What to work on →
Keep only the lines that hold the string "一个窗口受理", filtering out the rest of the entries below.

─── Material for this exercise

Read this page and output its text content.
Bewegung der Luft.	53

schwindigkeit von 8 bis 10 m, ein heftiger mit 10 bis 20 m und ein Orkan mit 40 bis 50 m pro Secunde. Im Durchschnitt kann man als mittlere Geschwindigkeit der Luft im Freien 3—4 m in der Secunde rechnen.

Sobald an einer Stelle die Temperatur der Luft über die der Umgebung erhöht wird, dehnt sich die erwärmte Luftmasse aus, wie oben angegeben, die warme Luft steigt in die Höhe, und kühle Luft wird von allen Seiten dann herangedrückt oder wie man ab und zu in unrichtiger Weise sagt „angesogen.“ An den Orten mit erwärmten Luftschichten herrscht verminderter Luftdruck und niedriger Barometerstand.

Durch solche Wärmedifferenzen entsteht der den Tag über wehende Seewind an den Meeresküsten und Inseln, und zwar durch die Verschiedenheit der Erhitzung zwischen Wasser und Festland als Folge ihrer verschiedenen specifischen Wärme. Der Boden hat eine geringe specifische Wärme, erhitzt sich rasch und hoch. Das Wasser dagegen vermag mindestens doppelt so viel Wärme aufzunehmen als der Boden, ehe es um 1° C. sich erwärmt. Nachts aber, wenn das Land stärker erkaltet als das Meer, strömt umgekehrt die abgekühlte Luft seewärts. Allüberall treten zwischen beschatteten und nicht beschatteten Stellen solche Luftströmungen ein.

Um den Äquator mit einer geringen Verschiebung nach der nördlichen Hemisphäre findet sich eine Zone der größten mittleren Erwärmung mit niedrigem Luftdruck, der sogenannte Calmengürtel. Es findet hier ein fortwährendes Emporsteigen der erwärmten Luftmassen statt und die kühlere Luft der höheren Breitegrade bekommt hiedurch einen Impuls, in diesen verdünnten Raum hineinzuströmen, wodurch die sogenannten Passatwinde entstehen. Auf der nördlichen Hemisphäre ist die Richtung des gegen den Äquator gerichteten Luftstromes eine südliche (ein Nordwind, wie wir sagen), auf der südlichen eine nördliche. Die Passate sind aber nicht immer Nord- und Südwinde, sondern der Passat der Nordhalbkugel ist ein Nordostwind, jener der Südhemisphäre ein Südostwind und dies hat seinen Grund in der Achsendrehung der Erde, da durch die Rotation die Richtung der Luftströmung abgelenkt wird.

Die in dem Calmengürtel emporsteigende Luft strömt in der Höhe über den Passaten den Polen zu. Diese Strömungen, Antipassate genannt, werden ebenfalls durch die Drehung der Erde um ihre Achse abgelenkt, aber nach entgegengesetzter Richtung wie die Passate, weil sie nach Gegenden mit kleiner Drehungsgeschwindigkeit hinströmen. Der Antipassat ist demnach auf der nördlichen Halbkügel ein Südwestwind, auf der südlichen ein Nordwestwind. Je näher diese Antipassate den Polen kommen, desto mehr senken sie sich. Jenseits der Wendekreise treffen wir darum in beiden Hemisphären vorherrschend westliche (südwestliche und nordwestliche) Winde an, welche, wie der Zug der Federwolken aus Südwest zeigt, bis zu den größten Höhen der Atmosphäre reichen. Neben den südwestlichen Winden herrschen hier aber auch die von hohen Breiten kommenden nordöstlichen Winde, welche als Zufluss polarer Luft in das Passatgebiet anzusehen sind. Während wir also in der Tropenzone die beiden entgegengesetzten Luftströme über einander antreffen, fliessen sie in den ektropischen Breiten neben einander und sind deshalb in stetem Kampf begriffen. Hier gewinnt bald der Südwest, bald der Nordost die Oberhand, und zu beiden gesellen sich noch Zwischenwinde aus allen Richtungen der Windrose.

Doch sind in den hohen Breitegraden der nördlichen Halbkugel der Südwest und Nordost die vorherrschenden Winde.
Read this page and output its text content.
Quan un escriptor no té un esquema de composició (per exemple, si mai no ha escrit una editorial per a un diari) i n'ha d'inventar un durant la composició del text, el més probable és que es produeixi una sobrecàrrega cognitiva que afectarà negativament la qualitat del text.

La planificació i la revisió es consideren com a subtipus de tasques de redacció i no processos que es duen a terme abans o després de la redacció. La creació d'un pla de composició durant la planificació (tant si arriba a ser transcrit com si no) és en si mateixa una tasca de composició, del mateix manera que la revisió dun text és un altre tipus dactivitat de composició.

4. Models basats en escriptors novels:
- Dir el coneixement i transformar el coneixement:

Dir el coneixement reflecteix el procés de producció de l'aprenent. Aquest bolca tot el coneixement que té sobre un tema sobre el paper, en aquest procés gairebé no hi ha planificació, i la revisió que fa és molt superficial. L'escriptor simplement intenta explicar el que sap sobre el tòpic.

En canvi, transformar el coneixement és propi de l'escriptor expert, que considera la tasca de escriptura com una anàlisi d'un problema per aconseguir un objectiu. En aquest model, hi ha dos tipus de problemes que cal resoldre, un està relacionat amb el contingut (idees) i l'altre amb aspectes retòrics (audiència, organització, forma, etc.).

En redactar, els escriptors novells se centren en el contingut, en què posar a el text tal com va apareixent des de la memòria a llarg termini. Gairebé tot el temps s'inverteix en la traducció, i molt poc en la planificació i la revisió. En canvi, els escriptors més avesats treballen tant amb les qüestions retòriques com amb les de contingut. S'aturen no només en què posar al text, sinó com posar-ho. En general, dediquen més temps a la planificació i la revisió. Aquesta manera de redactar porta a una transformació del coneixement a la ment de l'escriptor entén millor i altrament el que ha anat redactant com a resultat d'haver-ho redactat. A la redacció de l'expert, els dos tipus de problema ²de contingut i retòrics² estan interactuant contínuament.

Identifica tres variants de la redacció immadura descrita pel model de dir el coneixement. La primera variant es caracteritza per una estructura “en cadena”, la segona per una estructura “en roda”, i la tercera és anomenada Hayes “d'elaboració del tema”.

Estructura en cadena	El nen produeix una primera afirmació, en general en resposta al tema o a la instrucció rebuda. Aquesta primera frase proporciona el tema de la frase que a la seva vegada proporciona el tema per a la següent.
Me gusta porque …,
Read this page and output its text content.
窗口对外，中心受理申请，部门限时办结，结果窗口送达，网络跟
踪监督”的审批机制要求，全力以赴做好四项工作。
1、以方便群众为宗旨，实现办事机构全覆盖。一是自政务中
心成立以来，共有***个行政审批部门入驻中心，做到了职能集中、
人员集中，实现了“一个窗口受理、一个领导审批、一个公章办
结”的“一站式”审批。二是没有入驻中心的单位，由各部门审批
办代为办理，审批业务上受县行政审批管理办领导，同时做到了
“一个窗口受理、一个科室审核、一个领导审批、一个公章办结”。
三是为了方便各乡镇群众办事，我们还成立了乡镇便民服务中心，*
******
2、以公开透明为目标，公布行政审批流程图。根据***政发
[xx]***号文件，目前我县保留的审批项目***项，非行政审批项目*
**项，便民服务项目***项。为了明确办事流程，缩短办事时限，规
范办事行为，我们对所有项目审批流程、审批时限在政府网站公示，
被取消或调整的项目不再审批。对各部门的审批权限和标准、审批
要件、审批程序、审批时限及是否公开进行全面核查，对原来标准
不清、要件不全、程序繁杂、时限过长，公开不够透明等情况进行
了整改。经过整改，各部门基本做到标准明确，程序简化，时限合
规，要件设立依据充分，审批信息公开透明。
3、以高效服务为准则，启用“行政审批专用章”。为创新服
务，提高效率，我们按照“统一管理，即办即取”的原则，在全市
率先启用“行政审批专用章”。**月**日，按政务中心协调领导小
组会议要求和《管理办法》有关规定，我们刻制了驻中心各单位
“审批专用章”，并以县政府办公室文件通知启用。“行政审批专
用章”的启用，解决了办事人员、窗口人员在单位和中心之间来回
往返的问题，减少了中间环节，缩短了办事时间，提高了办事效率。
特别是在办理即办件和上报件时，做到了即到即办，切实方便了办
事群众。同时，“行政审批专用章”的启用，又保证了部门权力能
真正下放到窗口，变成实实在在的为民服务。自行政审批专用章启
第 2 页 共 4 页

──────

Task output →
人员集中，实现了“一个窗口受理、一个领导审批、一个公章办
“一个窗口受理、一个科室审核、一个领导审批、一个公章办结”。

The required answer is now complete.